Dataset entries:
[Start of section]

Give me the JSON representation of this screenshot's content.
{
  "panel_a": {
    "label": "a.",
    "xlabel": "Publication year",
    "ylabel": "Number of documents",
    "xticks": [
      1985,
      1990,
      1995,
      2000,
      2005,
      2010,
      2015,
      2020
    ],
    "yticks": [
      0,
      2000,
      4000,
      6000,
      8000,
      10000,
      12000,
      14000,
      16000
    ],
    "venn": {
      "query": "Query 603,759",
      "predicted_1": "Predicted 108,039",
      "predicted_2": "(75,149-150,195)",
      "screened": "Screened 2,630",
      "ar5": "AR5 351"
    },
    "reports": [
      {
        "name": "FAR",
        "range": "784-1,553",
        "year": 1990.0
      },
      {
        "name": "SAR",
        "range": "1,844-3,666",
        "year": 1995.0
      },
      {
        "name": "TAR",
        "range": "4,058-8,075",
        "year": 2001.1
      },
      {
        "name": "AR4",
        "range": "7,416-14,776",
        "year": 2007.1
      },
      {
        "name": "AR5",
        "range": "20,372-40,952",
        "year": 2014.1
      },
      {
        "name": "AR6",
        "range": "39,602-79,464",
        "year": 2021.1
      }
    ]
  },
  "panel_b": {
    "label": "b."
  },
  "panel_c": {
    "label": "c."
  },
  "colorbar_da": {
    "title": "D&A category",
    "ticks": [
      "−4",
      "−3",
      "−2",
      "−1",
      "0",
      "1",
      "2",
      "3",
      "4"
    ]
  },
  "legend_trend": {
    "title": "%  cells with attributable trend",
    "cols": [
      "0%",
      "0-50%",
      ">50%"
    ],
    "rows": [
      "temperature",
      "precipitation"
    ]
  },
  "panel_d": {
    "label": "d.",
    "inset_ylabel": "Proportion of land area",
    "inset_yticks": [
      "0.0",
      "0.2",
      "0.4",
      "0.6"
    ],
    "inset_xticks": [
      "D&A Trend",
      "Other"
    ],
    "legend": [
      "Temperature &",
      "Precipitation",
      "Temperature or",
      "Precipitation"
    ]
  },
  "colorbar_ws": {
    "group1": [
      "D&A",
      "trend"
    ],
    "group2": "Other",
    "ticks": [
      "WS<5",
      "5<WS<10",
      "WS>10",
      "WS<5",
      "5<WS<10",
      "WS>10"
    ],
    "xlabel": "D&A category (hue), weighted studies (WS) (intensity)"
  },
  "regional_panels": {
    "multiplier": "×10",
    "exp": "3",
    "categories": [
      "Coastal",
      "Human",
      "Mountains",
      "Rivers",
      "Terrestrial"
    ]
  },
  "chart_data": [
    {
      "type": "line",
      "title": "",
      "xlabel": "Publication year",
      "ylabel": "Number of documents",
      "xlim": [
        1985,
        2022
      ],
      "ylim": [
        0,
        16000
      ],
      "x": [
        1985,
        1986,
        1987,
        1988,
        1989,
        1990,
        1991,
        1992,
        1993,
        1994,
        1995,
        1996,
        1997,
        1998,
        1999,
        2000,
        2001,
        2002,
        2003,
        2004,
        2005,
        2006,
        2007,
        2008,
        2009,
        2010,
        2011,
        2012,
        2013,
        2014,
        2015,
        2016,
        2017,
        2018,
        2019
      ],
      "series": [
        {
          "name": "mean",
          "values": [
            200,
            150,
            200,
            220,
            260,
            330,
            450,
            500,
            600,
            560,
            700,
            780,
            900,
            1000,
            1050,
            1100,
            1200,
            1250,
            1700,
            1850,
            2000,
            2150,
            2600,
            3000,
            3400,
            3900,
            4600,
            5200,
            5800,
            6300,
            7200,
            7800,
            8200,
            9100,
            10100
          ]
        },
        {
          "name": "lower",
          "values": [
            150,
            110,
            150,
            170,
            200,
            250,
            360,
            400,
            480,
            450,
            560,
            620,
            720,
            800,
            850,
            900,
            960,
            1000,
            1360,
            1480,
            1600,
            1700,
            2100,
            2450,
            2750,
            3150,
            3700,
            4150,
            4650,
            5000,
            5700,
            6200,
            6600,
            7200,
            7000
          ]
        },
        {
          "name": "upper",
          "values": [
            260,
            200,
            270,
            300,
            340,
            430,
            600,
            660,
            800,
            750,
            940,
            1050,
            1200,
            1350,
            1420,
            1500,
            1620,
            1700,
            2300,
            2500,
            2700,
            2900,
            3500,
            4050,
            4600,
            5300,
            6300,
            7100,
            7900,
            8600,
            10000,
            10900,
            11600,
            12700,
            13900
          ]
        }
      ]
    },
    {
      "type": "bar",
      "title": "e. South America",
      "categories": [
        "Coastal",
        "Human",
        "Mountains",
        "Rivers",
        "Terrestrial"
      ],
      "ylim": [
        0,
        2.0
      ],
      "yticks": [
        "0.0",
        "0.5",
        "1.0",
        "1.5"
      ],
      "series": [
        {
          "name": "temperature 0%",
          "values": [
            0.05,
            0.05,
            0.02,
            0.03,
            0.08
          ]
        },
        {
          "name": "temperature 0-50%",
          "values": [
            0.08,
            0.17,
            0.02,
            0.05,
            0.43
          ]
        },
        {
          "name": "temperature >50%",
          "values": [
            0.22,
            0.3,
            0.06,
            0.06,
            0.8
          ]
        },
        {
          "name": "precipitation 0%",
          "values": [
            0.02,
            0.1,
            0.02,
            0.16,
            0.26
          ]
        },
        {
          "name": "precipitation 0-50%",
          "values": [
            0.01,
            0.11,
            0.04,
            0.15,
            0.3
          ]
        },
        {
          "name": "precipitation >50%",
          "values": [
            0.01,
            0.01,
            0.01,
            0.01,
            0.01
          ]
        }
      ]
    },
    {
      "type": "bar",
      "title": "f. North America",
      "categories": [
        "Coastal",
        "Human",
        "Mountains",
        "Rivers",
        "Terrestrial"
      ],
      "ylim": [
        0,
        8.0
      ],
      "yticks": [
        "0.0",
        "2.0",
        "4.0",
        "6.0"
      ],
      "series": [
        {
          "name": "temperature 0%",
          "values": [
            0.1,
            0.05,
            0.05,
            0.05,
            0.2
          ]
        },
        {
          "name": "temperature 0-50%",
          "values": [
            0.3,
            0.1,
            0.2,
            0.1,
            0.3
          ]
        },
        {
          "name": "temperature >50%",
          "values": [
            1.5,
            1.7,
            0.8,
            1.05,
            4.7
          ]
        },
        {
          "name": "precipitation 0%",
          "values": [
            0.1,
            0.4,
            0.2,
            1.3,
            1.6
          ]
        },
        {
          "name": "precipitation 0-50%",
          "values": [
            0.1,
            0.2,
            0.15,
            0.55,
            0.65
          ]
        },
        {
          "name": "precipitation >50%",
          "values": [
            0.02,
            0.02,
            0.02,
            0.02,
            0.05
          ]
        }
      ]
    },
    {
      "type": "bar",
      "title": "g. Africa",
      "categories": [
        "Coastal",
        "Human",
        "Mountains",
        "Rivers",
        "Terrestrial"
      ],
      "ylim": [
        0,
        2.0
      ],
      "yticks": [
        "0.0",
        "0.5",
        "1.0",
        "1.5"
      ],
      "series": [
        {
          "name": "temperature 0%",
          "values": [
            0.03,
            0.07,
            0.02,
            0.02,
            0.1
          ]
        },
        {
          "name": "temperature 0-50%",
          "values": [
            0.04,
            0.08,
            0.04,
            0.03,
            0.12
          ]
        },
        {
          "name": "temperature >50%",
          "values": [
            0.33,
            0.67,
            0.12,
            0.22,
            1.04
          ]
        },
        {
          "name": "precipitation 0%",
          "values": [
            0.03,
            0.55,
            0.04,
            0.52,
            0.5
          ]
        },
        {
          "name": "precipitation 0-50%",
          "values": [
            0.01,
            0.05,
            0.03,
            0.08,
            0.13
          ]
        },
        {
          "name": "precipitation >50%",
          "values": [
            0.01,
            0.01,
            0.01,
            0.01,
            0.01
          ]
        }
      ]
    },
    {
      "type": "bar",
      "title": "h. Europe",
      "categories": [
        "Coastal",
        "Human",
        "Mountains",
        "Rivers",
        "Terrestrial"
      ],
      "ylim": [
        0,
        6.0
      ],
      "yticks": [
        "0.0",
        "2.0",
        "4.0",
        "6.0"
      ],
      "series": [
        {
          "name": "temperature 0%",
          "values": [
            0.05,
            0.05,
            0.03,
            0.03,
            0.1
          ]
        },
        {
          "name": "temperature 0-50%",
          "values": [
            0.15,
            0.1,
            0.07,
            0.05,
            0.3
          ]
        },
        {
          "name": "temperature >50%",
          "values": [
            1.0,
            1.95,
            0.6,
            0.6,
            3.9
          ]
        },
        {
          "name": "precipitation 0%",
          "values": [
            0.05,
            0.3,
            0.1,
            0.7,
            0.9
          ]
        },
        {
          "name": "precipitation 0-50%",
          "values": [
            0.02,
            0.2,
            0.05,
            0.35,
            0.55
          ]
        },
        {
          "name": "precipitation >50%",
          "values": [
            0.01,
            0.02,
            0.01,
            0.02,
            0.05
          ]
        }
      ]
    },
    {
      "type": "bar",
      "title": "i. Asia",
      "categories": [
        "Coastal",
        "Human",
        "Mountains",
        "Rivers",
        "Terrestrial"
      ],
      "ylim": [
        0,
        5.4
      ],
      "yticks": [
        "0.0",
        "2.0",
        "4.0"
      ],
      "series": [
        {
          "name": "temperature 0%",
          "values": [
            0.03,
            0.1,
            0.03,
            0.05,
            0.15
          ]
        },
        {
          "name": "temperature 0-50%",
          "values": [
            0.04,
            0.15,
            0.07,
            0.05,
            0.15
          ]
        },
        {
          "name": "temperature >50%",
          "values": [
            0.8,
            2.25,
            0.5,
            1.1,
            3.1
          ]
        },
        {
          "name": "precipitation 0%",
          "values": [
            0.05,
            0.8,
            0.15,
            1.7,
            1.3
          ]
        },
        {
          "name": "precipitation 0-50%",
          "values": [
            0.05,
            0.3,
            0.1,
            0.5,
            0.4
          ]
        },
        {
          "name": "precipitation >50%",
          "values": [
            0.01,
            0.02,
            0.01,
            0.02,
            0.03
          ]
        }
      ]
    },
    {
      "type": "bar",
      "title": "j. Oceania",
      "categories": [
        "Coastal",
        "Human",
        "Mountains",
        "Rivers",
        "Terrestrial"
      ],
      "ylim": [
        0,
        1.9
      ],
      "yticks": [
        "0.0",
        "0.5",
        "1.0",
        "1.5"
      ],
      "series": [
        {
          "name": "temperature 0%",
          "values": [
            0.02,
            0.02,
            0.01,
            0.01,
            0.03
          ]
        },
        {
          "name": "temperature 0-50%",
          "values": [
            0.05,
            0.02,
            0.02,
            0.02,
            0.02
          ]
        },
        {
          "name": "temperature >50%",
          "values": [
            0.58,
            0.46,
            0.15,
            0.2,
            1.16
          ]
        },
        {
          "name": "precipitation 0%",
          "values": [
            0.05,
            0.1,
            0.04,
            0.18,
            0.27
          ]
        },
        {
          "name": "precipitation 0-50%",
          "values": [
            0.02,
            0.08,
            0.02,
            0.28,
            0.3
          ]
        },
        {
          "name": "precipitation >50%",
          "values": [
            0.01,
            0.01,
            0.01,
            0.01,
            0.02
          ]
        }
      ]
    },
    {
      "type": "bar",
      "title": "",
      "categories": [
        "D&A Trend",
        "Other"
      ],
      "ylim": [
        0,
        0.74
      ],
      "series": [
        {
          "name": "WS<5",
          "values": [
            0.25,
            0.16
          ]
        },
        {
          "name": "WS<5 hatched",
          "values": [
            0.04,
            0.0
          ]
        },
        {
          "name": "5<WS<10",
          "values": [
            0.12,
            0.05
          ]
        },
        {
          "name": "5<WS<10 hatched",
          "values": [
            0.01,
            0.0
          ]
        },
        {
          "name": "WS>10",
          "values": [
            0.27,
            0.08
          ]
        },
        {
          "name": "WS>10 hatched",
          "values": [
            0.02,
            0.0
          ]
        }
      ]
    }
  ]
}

[End of section]

_Action item_: The result is a copy of every line above where the word "year" shows up.

_Expected output_:
    "xlabel": "Publication year",
        "year": 1990.0
        "year": 1995.0
        "year": 2001.1
        "year": 2007.1
        "year": 2014.1
        "year": 2021.1
      "xlabel": "Publication year",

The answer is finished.